Extracted data entries:
#####
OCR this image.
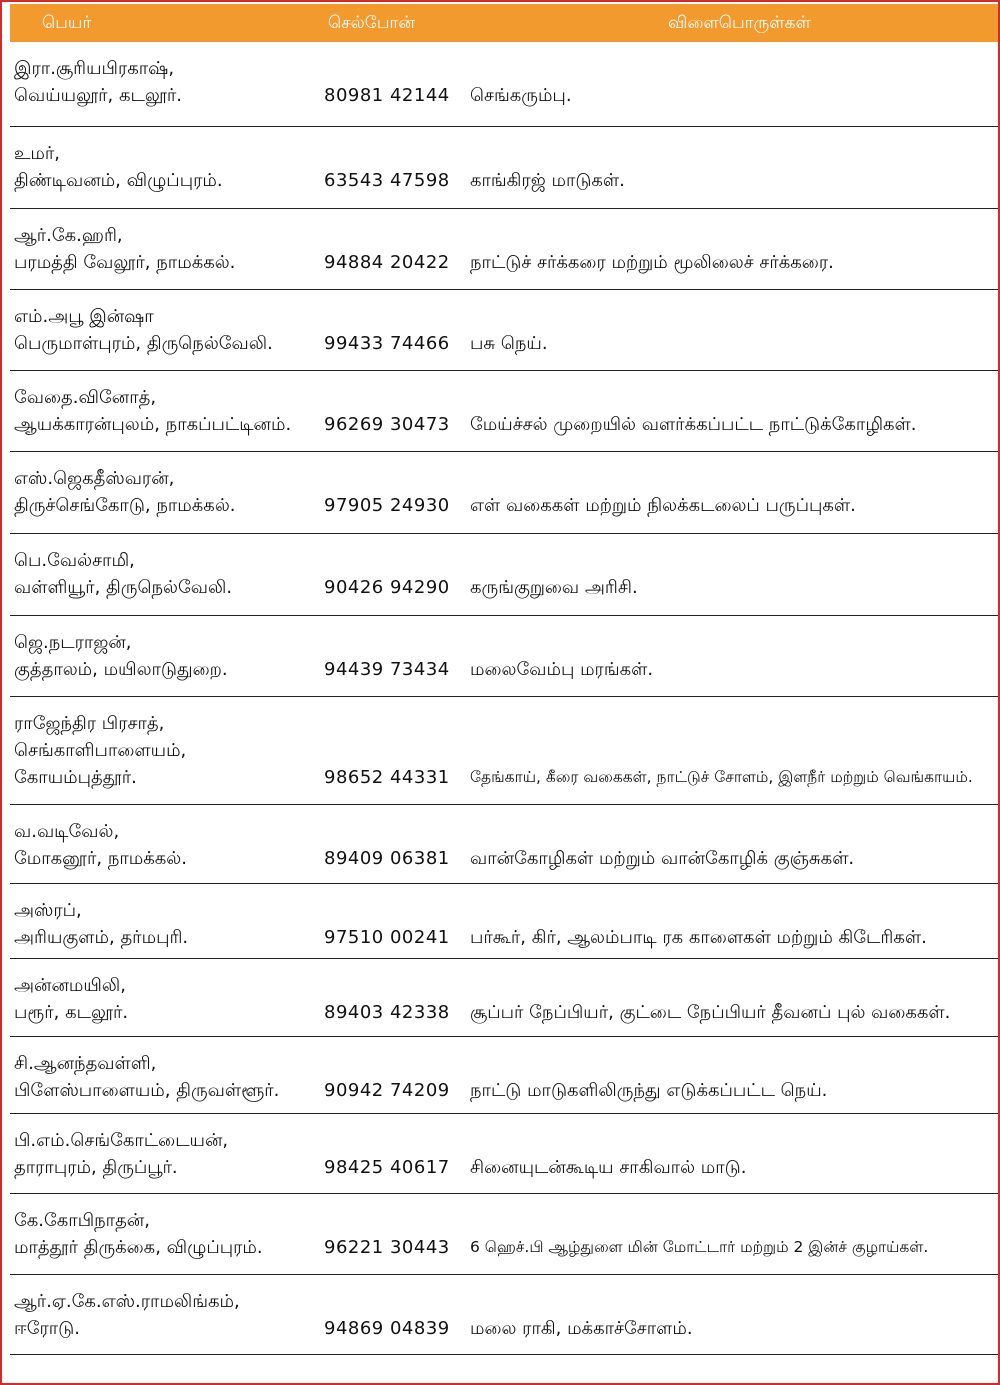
பெயர்	செல்போன்	விளைபொருள்கள்
இரா.சூரியபிரகாஷ்,
வெய்யலூர், கடலூர்.	80981 42144 செங்கரும்பு.
உமர்,
திண்டிவனம், விழுப்புரம்.	63543 47598 காங்கிரஜ் மாடுகள்.
ஆர்.கே.ஹரி,
பரமத்தி வேலூர், நாமக்கல்.	94884 20422 நாட்டுச் சர்க்கரை மற்றும் மூலிலைச் சர்க்கரை.
எம்.அபூ இன்ஷா
பெருமாள்புரம், திருநெல்வேலி.	99433 74466 பசு நெய்.
வேதை.வினோத்,
ஆயக்காரன்புலம், நாகப்பட்டினம்.	96269 30473 மேய்ச்சல் முறையில் வளர்க்கப்பட்ட நாட்டுக்கோழிகள்.
எஸ்.ஜெகதீஸ்வரன்,
திருச்செங்கோடு, நாமக்கல்.	97905 24930 எள் வகைகள் மற்றும் நிலக்கடலைப் பருப்புகள்.
பெ.வேல்சாமி,
வள்ளியூர், திருநெல்வேலி.	90426 94290 கருங்குறுவை அரிசி.
ஜெ.நடராஜன்,
குத்தாலம், மயிலாடுதுறை.	94439 73434 மலைவேம்பு மரங்கள்.
ராஜேந்திர பிரசாத்,
செங்காளிபாளையம்,
கோயம்புத்தூர்.	98652 44331 தேங்காய், கீரை வகைகள், நாட்டுச் சோளம், இளநீர் மற்றும் வெங்காயம்.
வ.வடிவேல்,
மோகனூர், நாமக்கல்.	89409 06381 வான்கோழிகள் மற்றும் வான்கோழிக் குஞ்சுகள்.
அஸ்ரப்,
அரியகுளம், தர்மபுரி.	97510 00241 பர்கூர், கிர், ஆலம்பாடி ரக காளைகள் மற்றும் கிடேரிகள்.
அன்னமயிலி,
பரூர், கடலூர்.	89403 42338 சூப்பர் நேப்பியர், குட்டை நேப்பியர் தீவனப் புல் வகைகள்.
சி.ஆனந்தவள்ளி,
பிளேஸ்பாளையம், திருவள்ளூர்.	90942 74209 நாட்டு மாடுகளிலிருந்து எடுக்கப்பட்ட நெய்.
பி.எம்.செங்கோட்டையன்,
தாராபுரம், திருப்பூர்.	98425 40617 சினையுடன்கூடிய சாகிவால் மாடு.
கே.கோபிநாதன்,
மாத்தூர் திருக்கை, விழுப்புரம்.	96221 30443 6 ஹெச்.பி ஆழ்துளை மின் மோட்டார் மற்றும் 2 இன்ச் குழாய்கள்.
ஆர்.ஏ.கே.எஸ்.ராமலிங்கம்,
ஈரோடு.	94869 04839 மலை ராகி, மக்காச்சோளம்.
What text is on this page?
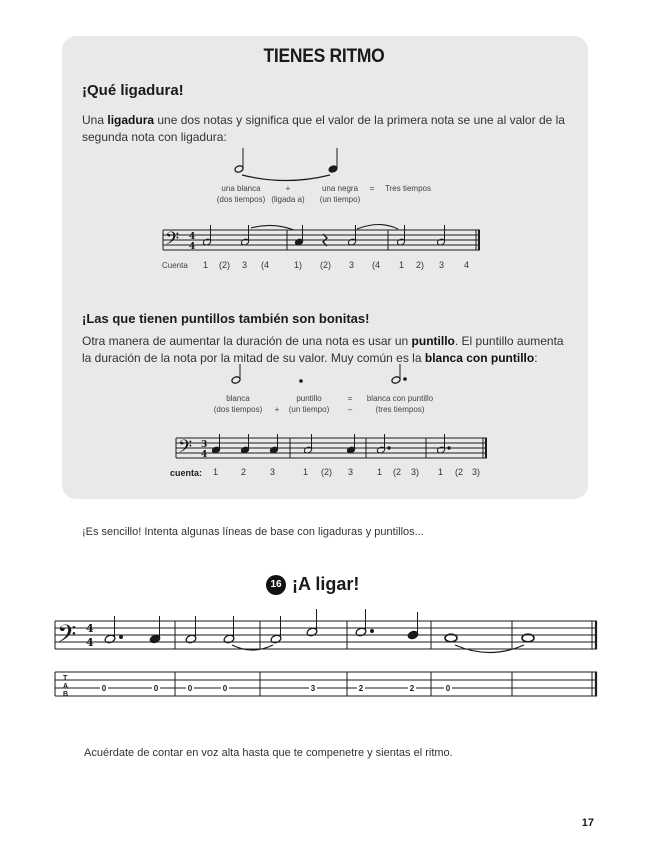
TIENES RITMO
¡Qué ligadura!
Una ligadura une dos notas y significa que el valor de la primera nota se une al valor de la
segunda nota con ligadura:
una blanca
(dos tiempos)
+
(ligada a)
una negra
(un tiempo)
=	Tres tiempos
Cuenta 1 (2) 3 (4	1) (2) 3 (4 1 2) 3 4
¡Las que tienen puntillos también son bonitas!
Otra manera de aumentar la duración de una nota es usar un puntillo. El puntillo aumenta
la duración de la nota por la mitad de su valor. Muy común es la blanca con puntillo:
blanca
(dos tiempos)	+
puntillo
(un tiempo)
=
–
blanca con puntillo
(tres tiempos)
cuenta: 1	2	3	1 (2) 3	1 (2 3) 1 (2 3)
¡Es sencillo! Intenta algunas líneas de base con ligaduras y puntillos...
16 ¡A ligar!
Acuérdate de contar en voz alta hasta que te compenetre y sientas el ritmo.
17
𝄢 4
4
𝄢 3
4
𝄢 4
4
T
A
B
0	0	0	0	3	2	2	0
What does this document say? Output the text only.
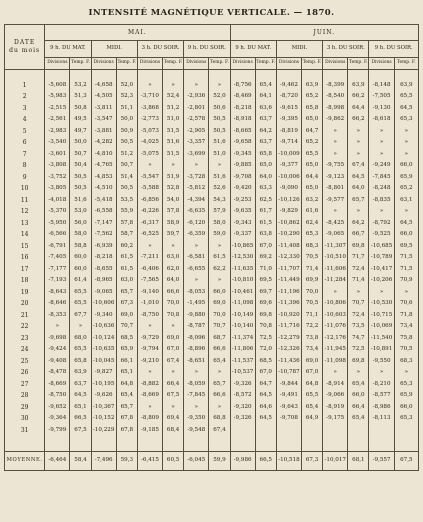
INTENSITÉ MAGNÉTIQUE VERTICALE. — 1870.
DATE
du mois	MAI.								JUIN.							
	9 h. DU MAT.		MIDI.		3 h. DU SOIR.		9 h. DU SOIR.		9 h. DU MAT.		MIDI.		3 h. DU SOIR.		9 h. DU SOIR.	
	Divisions	Temp. F.	Divisions	Temp. F.	Divisions	Temp. F.	Divisions	Temp. F.	Divisions	Temp. F.	Divisions	Temp. F.	Divisions	Temp. F.	Divisions	Temp. F.

1	-5,608	53,2	-4,658	52,0	»	»	»	»	-8,756	65,4	-9,462	63,9	-8,399	63,9	-8,148	63,9
2	-5,983	51,3	-4,505	52,3	-3,710	52,4	-2,936	52,0	-8,469	64,1	-8,720	65,2	-8,540	66,2	-7,505	65,5
3	-2,515	50,8	-3,811	51,1	-3,868	51,2	-2,801	50,6	-8,218	63,6	-9,615	65,8	-8,998	64,4	-9,130	64,5
4	-2,561	49,5	-3,547	50,0	-2,773	51,0	-2,578	50,5	-8,918	63,7	-9,395	65,0	-9,862	66,2	-8,618	65,3
5	-2,983	49,7	-3,881	50,9	-5,073	51,5	-2,905	50,5	-8,665	64,2	-8,819	64,7	»	»	»	»
6	-3,540	50,0	-4,282	50,5	-4,025	51,6	-3,357	51,6	-9,658	63,7	-9,714	65,2	»	»	»	»
7	-3,601	50,7	-4,810	51,2	-5,075	51,5	-3,699	51,0	-9,345	65,8	-10,009	65,5	»	»	»	»
8	-3,808	50,4	-4,765	50,7	»	»	»	»	-9,885	65,0	-9,377	65,0	-9,755	67,4	-9,249	66,0
9	-3,752	50,5	-4,853	51,4	-5,547	51,9	-3,728	51,6	-9,708	64,0	-10,006	64,4	-9,123	64,5	-7,845	65,9
10	-3,805	50,5	-4,510	50,5	-5,588	52,8	-5,812	52,6	-9,420	63,3	-9,090	65,0	-8,801	64,0	-8,248	65,2
11	-4,018	51,6	-5,418	53,5	-6,856	54,0	-4,394	54,3	-9,253	62,5	-10,126	63,2	-9,577	65,7	-8,835	63,1
12	-5,370	53,0	-6,558	55,9	-6,226	57,8	-6,635	57,9	-9,635	61,7	-9,829	61,6	»	»	»	»
13	-5,950	56,0	-7,147	57,8	-6,317	58,9	-6,120	58,0	-9,343	61,5	-10,862	62,4	-8,425	64,2	-8,792	64,5
14	-6,566	58,0	-7,562	58,7	-6,525	59,7	-6,359	59,0	-9,337	63,8	-10,290	65,3	-9,065	66,7	-9,525	66,0
15	-6,791	58,8	-6,939	60,2	»	»	»	»	-10,865	67,0	-11,408	68,3	-11,307	69,8	-10,685	69,5
16	-7,405	60,0	-8,218	61,5	-7,211	63,0	-6,581	61,5	-12,530	69,2	-12,330	70,5	-10,510	71,7	-10,789	71,5
17	-7,177	60,0	-8,655	61,5	-6,406	62,0	-6,655	62,2	-11,635	71,0	-11,707	71,4	-11,606	72,4	-10,417	71,5
18	-7,193	61,4	-8,965	63,0	-7,565	64,0	»	»	-10,810	69,5	-11,449	69,9	-11,284	71,4	-10,206	70,9
19	-8,643	65,5	-9,065	65,7	-9,140	66,6	-8,053	66,0	-10,461	69,7	-11,196	70,0	»	»	»	»
20	-8,646	65,5	-10,606	67,3	-1,010	70,0	-1,495	69,0	-11,098	69,6	-11,396	70,5	-10,806	70,7	-10,530	70,6
21	-8,353	67,7	-9,340	69,0	-8,750	70,8	-9,880	70,0	-10,149	69,8	-10,920	71,1	-10,603	72,4	-10,715	71,8
22	»	»	-10,636	70,7	»	»	-8,787	70,7	-10,140	70,8	-11,716	72,2	-11,076	73,5	-10,069	73,4
23	-9,698	68,0	-10,124	68,5	-9,729	69,0	-8,096	68,7	-11,374	72,5	-12,279	73,8	-12,176	74,7	-11,540	75,8
24	-9,424	65,5	-10,635	65,9	-9,794	67,0	-8,896	66,6	-11,806	72,0	-12,326	73,4	-11,945	72,5	-10,891	70,5
25	-9,408	65,8	-10,045	66,1	-9,210	67,4	-8,651	65,4	-11,537	68,5	-11,436	69,0	-11,098	69,8	-9,550	68,3
26	-8,478	63,9	-9,827	65,1	»	»	»	»	-10,537	67,0	-10,787	67,0	»	»	»	»
27	-8,669	63,7	-10,195	64,8	-8,882	66,4	-8,059	65,7	-9,326	64,7	-9,844	64,8	-8,914	65,4	-8,210	65,3
28	-8,750	64,5	-9,626	65,4	-8,669	67,5	-7,845	66,6	-8,572	64,5	-9,491	65,5	-9,066	66,0	-8,577	65,9
29	-9,652	65,1	-10,367	65,7	»	»	»	»	-9,320	64,6	-9,643	65,4	-8,919	66,4	-8,986	66,0
30	-9,364	66,5	-10,152	67,8	-8,809	69,4	-9,350	68,8	-9,326	64,5	-9,708	64,9	-9,175	65,4	-8,113	65,3
31	-9,799	67,5	-10,229	67,8	-9,185	68,4	-9,548	67,4								

MOYENNE.	-6,464	58,4	-7,496	59,3	-6,415	60,5	-6,045	59,9	-9,986	66,5	-10,518	67,3	-10,017	68,1	-9,557	67,5
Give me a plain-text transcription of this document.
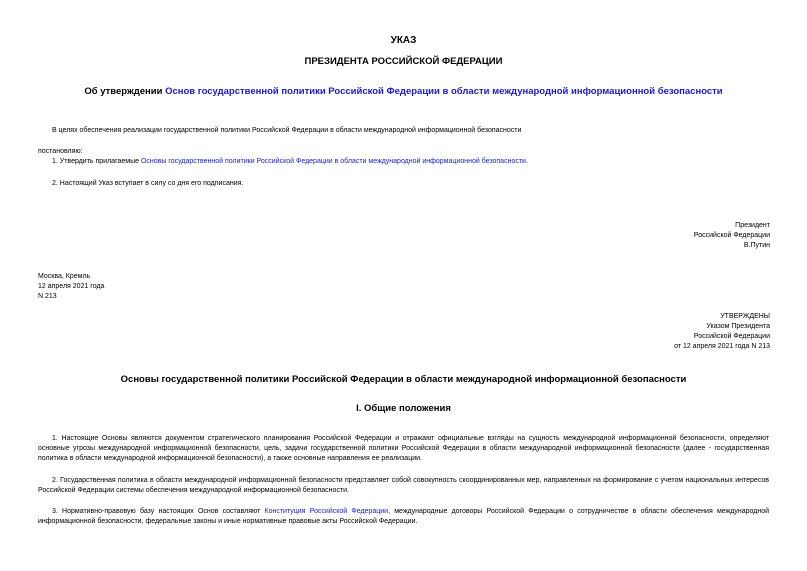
УКАЗ
ПРЕЗИДЕНТА РОССИЙСКОЙ ФЕДЕРАЦИИ
Об утверждении Основ государственной политики Российской Федерации в области международной информационной безопасности
В целях обеспечения реализации государственной политики Российской Федерации в области международной информационной безопасности
постановляю:
1. Утвердить прилагаемые Основы государственной политики Российской Федерации в области международной информационной безопасности.
2. Настоящий Указ вступает в силу со дня его подписания.
Президент
Российской Федерации
В.Путин
Москва, Кремль
12 апреля 2021 года
N 213
УТВЕРЖДЕНЫ
Указом Президента
Российской Федерации
от 12 апреля 2021 года N 213
Основы государственной политики Российской Федерации в области международной информационной безопасности
I. Общие положения
1. Настоящие Основы являются документом стратегического планирования Российской Федерации и отражают официальные взгляды на сущность международной информационной безопасности, определяют основные угрозы международной информационной безопасности, цель, задачи государственной политики Российской Федерации в области международной информационной безопасности (далее - государственная политика в области международной информационной безопасности), а также основные направления ее реализации.
2. Государственная политика в области международной информационной безопасности представляет собой совокупность скоординированных мер, направленных на формирование с учетом национальных интересов Российской Федерации системы обеспечения международной информационной безопасности.
3. Нормативно-правовую базу настоящих Основ составляют Конституция Российской Федерации, международные договоры Российской Федерации о сотрудничестве в области обеспечения международной информационной безопасности, федеральные законы и иные нормативные правовые акты Российской Федерации.
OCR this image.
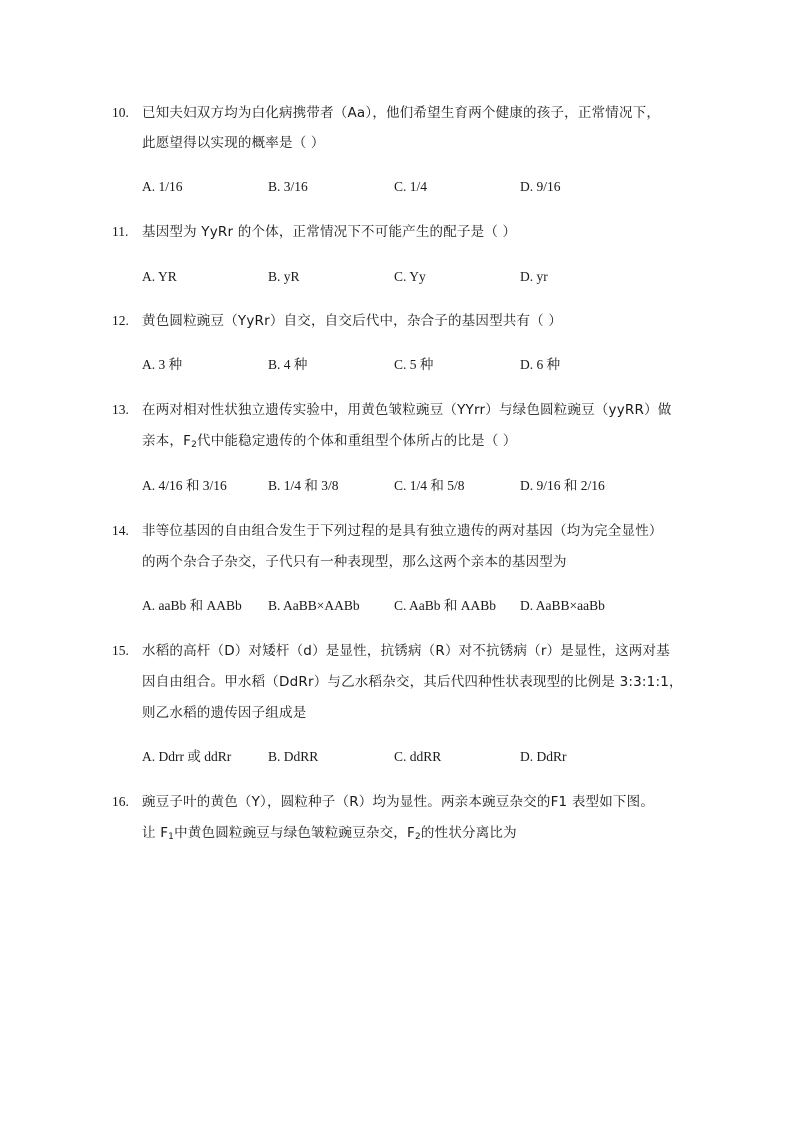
10. 已知夫妇双方均为白化病携带者（Aa），他们希望生育两个健康的孩子，正常情况下，
此愿望得以实现的概率是（ ）
A. 1/16	B. 3/16	C. 1/4	D. 9/16
11. 基因型为 YyRr 的个体，正常情况下不可能产生的配子是（ ）
A. YR	B. yR	C. Yy	D. yr
12. 黄色圆粒豌豆（YyRr）自交，自交后代中，杂合子的基因型共有（ ）
A. 3 种	B. 4 种	C. 5 种	D. 6 种
13. 在两对相对性状独立遗传实验中，用黄色皱粒豌豆（YYrr）与绿色圆粒豌豆（yyRR）做
亲本，$F_2$代中能稳定遗传的个体和重组型个体所占的比是（ ）
A. 4/16 和 3/16	B. 1/4 和 3/8	C. 1/4 和 5/8	D. 9/16 和 2/16
14. 非等位基因的自由组合发生于下列过程的是具有独立遗传的两对基因（均为完全显性）
的两个杂合子杂交，子代只有一种表现型，那么这两个亲本的基因型为
A. aaBb 和 AABb B. AaBB×AABb	C. AaBb 和 AABb D. AaBB×aaBb
15. 水稻的高杆（D）对矮杆（d）是显性，抗锈病（R）对不抗锈病（r）是显性，这两对基
因自由组合。甲水稻（DdRr）与乙水稻杂交，其后代四种性状表现型的比例是 3:3:1:1，
则乙水稻的遗传因子组成是
A. Ddrr 或 ddRr	B. DdRR	C. ddRR	D. DdRr
16. 豌豆子叶的黄色（Y），圆粒种子（R）均为显性。两亲本豌豆杂交的F1 表型如下图。
让 $F_1$中黄色圆粒豌豆与绿色皱粒豌豆杂交，$F_2$的性状分离比为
#####
## Goal
Identify each line in the records above containing the word "blanca"; copy those lines.

## Written solution
una blanca
la duración de la nota por la mitad de su valor. Muy común es la blanca con puntillo:
blanca
blanca con puntillo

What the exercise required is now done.